## START Input records
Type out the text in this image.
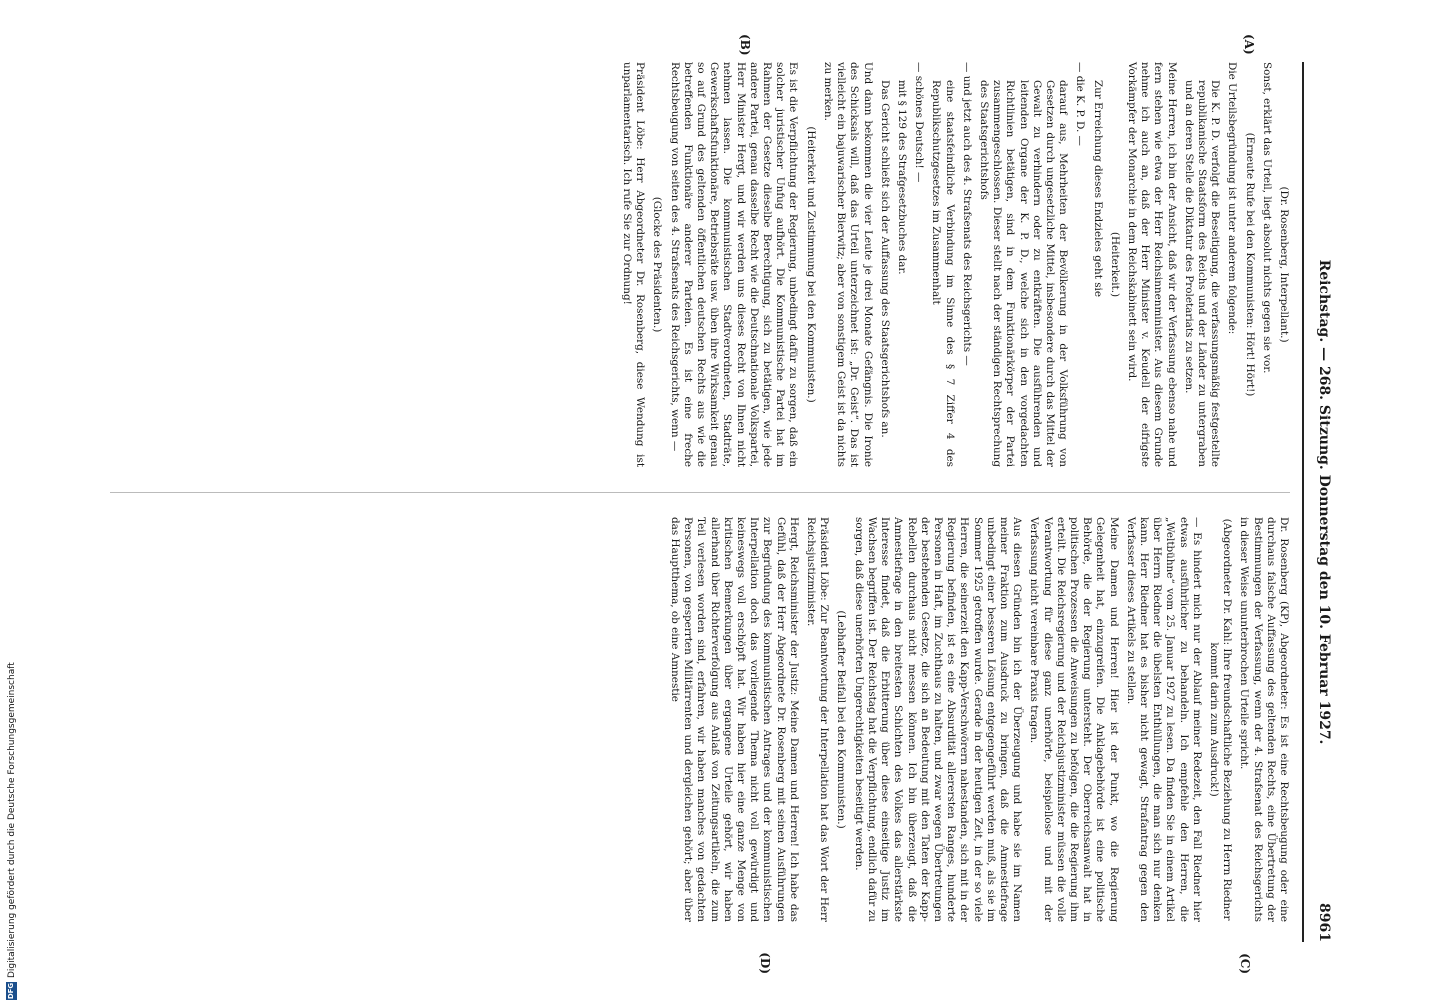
Reichstag. — 268. Sitzung. Donnerstag den 10. Februar 1927.
8961
(A)
(B)
(C)
(D)

(Dr. Rosenberg, Interpellant.)

Sonst, erklärt das Urteil, liegt absolut nichts gegen sie vor.

(Erneute Rufe bei den Kommunisten: Hört! Hört!)

Die Urteilsbegründung ist unter anderem folgende:

Die K. P. D. verfolgt die Beseitigung, die verfassungsmäßig festgestellte republikanische Staatsform des Reichs und der Länder zu untergraben und an deren Stelle die Diktatur des Proletariats zu setzen.

Meine Herren, ich bin der Ansicht, daß wir der Verfassung ebenso nahe und fern stehen wie etwa der Herr Reichsinnenminister. Aus diesem Grunde nehme ich auch an, daß der Herr Minister v. Keudell der eifrigste Vorkämpfer der Monarchie in dem Reichskabinett sein wird.

(Heiterkeit.)

Zur Erreichung dieses Endzieles geht sie

— die K. P. D. —

darauf aus, Mehrheiten der Bevölkerung in der Volksführung von Gesetzen durch ungesetzliche Mittel, insbesondere durch das Mittel der Gewalt zu verhindern oder zu entkräften. Die ausführenden und leitenden Organe der K. P. D., welche sich in den vorgedachten Richtlinien betätigen, sind in dem Funktionärkörper der Partei zusammengeschlossen. Dieser stellt nach der ständigen Rechtsprechung des Staatsgerichtshofs

— und jetzt auch des 4. Strafsenats des Reichsgerichts —

eine staatsfeindliche Verbindung im Sinne des § 7 Ziffer 4 des Republikschutzgesetzes im Zusammenhalt

— schönes Deutsch! —

mit § 129 des Strafgesetzbuches dar.

Das Gericht schließt sich der Auffassung des Staatsgerichtshofs an.

Und dann bekommen die vier Leute je drei Monate Gefängnis. Die Ironie des Schicksals will, daß das Urteil unterzeichnet ist: „Dr. Geist“. Das ist vielleicht ein bajuwarischer Bierwitz; aber von sonstigem Geist ist da nichts zu merken.

(Heiterkeit und Zustimmung bei den Kommunisten.)

Es ist die Verpflichtung der Regierung, unbedingt dafür zu sorgen, daß ein solcher juristischer Unfug aufhört. Die Kommunistische Partei hat im Rahmen der Gesetze dieselbe Berechtigung, sich zu betätigen, wie jede andere Partei, genau dasselbe Recht wie die Deutschnationale Volkspartei, Herr Minister Hergt, und wir werden uns dieses Recht von Ihnen nicht nehmen lassen. Die kommunistischen Stadtverordneten, Stadträte, Gewerkschaftsfunktionäre, Betriebsräte usw. üben ihre Wirksamkeit genau so auf Grund des geltenden öffentlichen deutschen Rechts aus wie die betreffenden Funktionäre anderer Parteien. Es ist eine freche Rechtsbeugung von seiten des 4. Strafsenats des Reichsgerichts, wenn —

(Glocke des Präsidenten.)

Präsident Löbe: Herr Abgeordneter Dr. Rosenberg, diese Wendung ist unparlamentarisch. Ich rufe Sie zur Ordnung!

Dr. Rosenberg (KP), Abgeordneter: Es ist eine Rechtsbeugung oder eine durchaus falsche Auffassung des geltenden Rechts, eine Übertretung der Bestimmungen der Verfassung, wenn der 4. Strafsenat des Reichsgerichts in dieser Weise ununterbrochen Urteile spricht.

(Abgeordneter Dr. Kahl: Ihre freundschaftliche Beziehung zu Herrn Riedner kommt darin zum Ausdruck!)

— Es hindert mich nur der Ablauf meiner Redezeit, den Fall Riedner hier etwas ausführlicher zu behandeln. Ich empfehle den Herren, die „Weltbühne“ vom 25. Januar 1927 zu lesen. Da finden Sie in einem Artikel über Herrn Riedner die übelsten Enthüllungen, die man sich nur denken kann. Herr Riedner hat es bisher nicht gewagt, Strafantrag gegen den Verfasser dieses Artikels zu stellen.

Meine Damen und Herren! Hier ist der Punkt, wo die Regierung Gelegenheit hat, einzugreifen. Die Anklagebehörde ist eine politische Behörde, die der Regierung untersteht. Der Oberreichsanwalt hat in politischen Prozessen die Anweisungen zu befolgen, die die Regierung ihm erteilt. Die Reichsregierung und der Reichsjustizminister müssen die volle Verantwortung für diese ganz unerhörte, beispiellose und mit der Verfassung nicht vereinbare Praxis tragen.

Aus diesen Gründen bin ich der Überzeugung und habe sie im Namen meiner Fraktion zum Ausdruck zu bringen, daß die Amnestiefrage unbedingt einer besseren Lösung entgegengeführt werden muß, als sie im Sommer 1925 getroffen wurde. Gerade in der heutigen Zeit, in der so viele Herren, die seinerzeit den Kapp-Verschwörern nahestanden, sich mit in der Regierung befinden, ist es eine Absurdität allerersten Ranges, hunderte Personen in Haft, im Zuchthaus zu halten, und zwar wegen Übertretungen der bestehenden Gesetze, die sich an Bedeutung mit den Taten der Kapp-Rebellen durchaus nicht messen können. Ich bin überzeugt, daß die Amnestiefrage in den breitesten Schichten des Volkes das allerstärkste Interesse findet, daß die Erbitterung über diese einseitige Justiz im Wachsen begriffen ist. Der Reichstag hat die Verpflichtung, endlich dafür zu sorgen, daß diese unerhörten Ungerechtigkeiten beseitigt werden.

(Lebhafter Beifall bei den Kommunisten.)

Präsident Löbe: Zur Beantwortung der Interpellation hat das Wort der Herr Reichsjustizminister.

Hergt, Reichsminister der Justiz: Meine Damen und Herren! Ich habe das Gefühl, daß der Herr Abgeordnete Dr. Rosenberg mit seinen Ausführungen zur Begründung des kommunistischen Antrages und der kommunistischen Interpellation doch das vorliegende Thema nicht voll gewürdigt und keineswegs voll erschöpft hat. Wir haben hier eine ganze Menge von kritischen Bemerkungen über ergangene Urteile gehört, wir haben allerhand über Richterverfolgung aus Anlaß von Zeitungsartikeln, die zum Teil verlesen worden sind, erfahren, wir haben manches von gedachten Personen, von gesperrten Militärrenten und dergleichen gehört; aber über das Hauptthema, ob eine Amnestie

DFGDigitalisierung gefördert durch die Deutsche Forschungsgemeinschaft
## END Input records
◆ **Direction**
Drop the images and quote the entries word for word.

◆ **The reply**
Type out the text in this image.
Reichstag. — 268. Sitzung. Donnerstag den 10. Februar 1927.
8961
(A)
(B)
(C)
(D)

(Dr. Rosenberg, Interpellant.)

Sonst, erklärt das Urteil, liegt absolut nichts gegen sie vor.

(Erneute Rufe bei den Kommunisten: Hört! Hört!)

Die Urteilsbegründung ist unter anderem folgende:

Die K. P. D. verfolgt die Beseitigung, die verfassungsmäßig festgestellte republikanische Staatsform des Reichs und der Länder zu untergraben und an deren Stelle die Diktatur des Proletariats zu setzen.

Meine Herren, ich bin der Ansicht, daß wir der Verfassung ebenso nahe und fern stehen wie etwa der Herr Reichsinnenminister. Aus diesem Grunde nehme ich auch an, daß der Herr Minister v. Keudell der eifrigste Vorkämpfer der Monarchie in dem Reichskabinett sein wird.

(Heiterkeit.)

Zur Erreichung dieses Endzieles geht sie

— die K. P. D. —

darauf aus, Mehrheiten der Bevölkerung in der Volksführung von Gesetzen durch ungesetzliche Mittel, insbesondere durch das Mittel der Gewalt zu verhindern oder zu entkräften. Die ausführenden und leitenden Organe der K. P. D., welche sich in den vorgedachten Richtlinien betätigen, sind in dem Funktionärkörper der Partei zusammengeschlossen. Dieser stellt nach der ständigen Rechtsprechung des Staatsgerichtshofs

— und jetzt auch des 4. Strafsenats des Reichsgerichts —

eine staatsfeindliche Verbindung im Sinne des § 7 Ziffer 4 des Republikschutzgesetzes im Zusammenhalt

— schönes Deutsch! —

mit § 129 des Strafgesetzbuches dar.

Das Gericht schließt sich der Auffassung des Staatsgerichtshofs an.

Und dann bekommen die vier Leute je drei Monate Gefängnis. Die Ironie des Schicksals will, daß das Urteil unterzeichnet ist: „Dr. Geist“. Das ist vielleicht ein bajuwarischer Bierwitz; aber von sonstigem Geist ist da nichts zu merken.

(Heiterkeit und Zustimmung bei den Kommunisten.)

Es ist die Verpflichtung der Regierung, unbedingt dafür zu sorgen, daß ein solcher juristischer Unfug aufhört. Die Kommunistische Partei hat im Rahmen der Gesetze dieselbe Berechtigung, sich zu betätigen, wie jede andere Partei, genau dasselbe Recht wie die Deutschnationale Volkspartei, Herr Minister Hergt, und wir werden uns dieses Recht von Ihnen nicht nehmen lassen. Die kommunistischen Stadtverordneten, Stadträte, Gewerkschaftsfunktionäre, Betriebsräte usw. üben ihre Wirksamkeit genau so auf Grund des geltenden öffentlichen deutschen Rechts aus wie die betreffenden Funktionäre anderer Parteien. Es ist eine freche Rechtsbeugung von seiten des 4. Strafsenats des Reichsgerichts, wenn —

(Glocke des Präsidenten.)

Präsident Löbe: Herr Abgeordneter Dr. Rosenberg, diese Wendung ist unparlamentarisch. Ich rufe Sie zur Ordnung!

Dr. Rosenberg (KP), Abgeordneter: Es ist eine Rechtsbeugung oder eine durchaus falsche Auffassung des geltenden Rechts, eine Übertretung der Bestimmungen der Verfassung, wenn der 4. Strafsenat des Reichsgerichts in dieser Weise ununterbrochen Urteile spricht.

(Abgeordneter Dr. Kahl: Ihre freundschaftliche Beziehung zu Herrn Riedner kommt darin zum Ausdruck!)

— Es hindert mich nur der Ablauf meiner Redezeit, den Fall Riedner hier etwas ausführlicher zu behandeln. Ich empfehle den Herren, die „Weltbühne“ vom 25. Januar 1927 zu lesen. Da finden Sie in einem Artikel über Herrn Riedner die übelsten Enthüllungen, die man sich nur denken kann. Herr Riedner hat es bisher nicht gewagt, Strafantrag gegen den Verfasser dieses Artikels zu stellen.

Meine Damen und Herren! Hier ist der Punkt, wo die Regierung Gelegenheit hat, einzugreifen. Die Anklagebehörde ist eine politische Behörde, die der Regierung untersteht. Der Oberreichsanwalt hat in politischen Prozessen die Anweisungen zu befolgen, die die Regierung ihm erteilt. Die Reichsregierung und der Reichsjustizminister müssen die volle Verantwortung für diese ganz unerhörte, beispiellose und mit der Verfassung nicht vereinbare Praxis tragen.

Aus diesen Gründen bin ich der Überzeugung und habe sie im Namen meiner Fraktion zum Ausdruck zu bringen, daß die Amnestiefrage unbedingt einer besseren Lösung entgegengeführt werden muß, als sie im Sommer 1925 getroffen wurde. Gerade in der heutigen Zeit, in der so viele Herren, die seinerzeit den Kapp-Verschwörern nahestanden, sich mit in der Regierung befinden, ist es eine Absurdität allerersten Ranges, hunderte Personen in Haft, im Zuchthaus zu halten, und zwar wegen Übertretungen der bestehenden Gesetze, die sich an Bedeutung mit den Taten der Kapp-Rebellen durchaus nicht messen können. Ich bin überzeugt, daß die Amnestiefrage in den breitesten Schichten des Volkes das allerstärkste Interesse findet, daß die Erbitterung über diese einseitige Justiz im Wachsen begriffen ist. Der Reichstag hat die Verpflichtung, endlich dafür zu sorgen, daß diese unerhörten Ungerechtigkeiten beseitigt werden.

(Lebhafter Beifall bei den Kommunisten.)

Präsident Löbe: Zur Beantwortung der Interpellation hat das Wort der Herr Reichsjustizminister.

Hergt, Reichsminister der Justiz: Meine Damen und Herren! Ich habe das Gefühl, daß der Herr Abgeordnete Dr. Rosenberg mit seinen Ausführungen zur Begründung des kommunistischen Antrages und der kommunistischen Interpellation doch das vorliegende Thema nicht voll gewürdigt und keineswegs voll erschöpft hat. Wir haben hier eine ganze Menge von kritischen Bemerkungen über ergangene Urteile gehört, wir haben allerhand über Richterverfolgung aus Anlaß von Zeitungsartikeln, die zum Teil verlesen worden sind, erfahren, wir haben manches von gedachten Personen, von gesperrten Militärrenten und dergleichen gehört; aber über das Hauptthema, ob eine Amnestie

DFGDigitalisierung gefördert durch die Deutsche Forschungsgemeinschaft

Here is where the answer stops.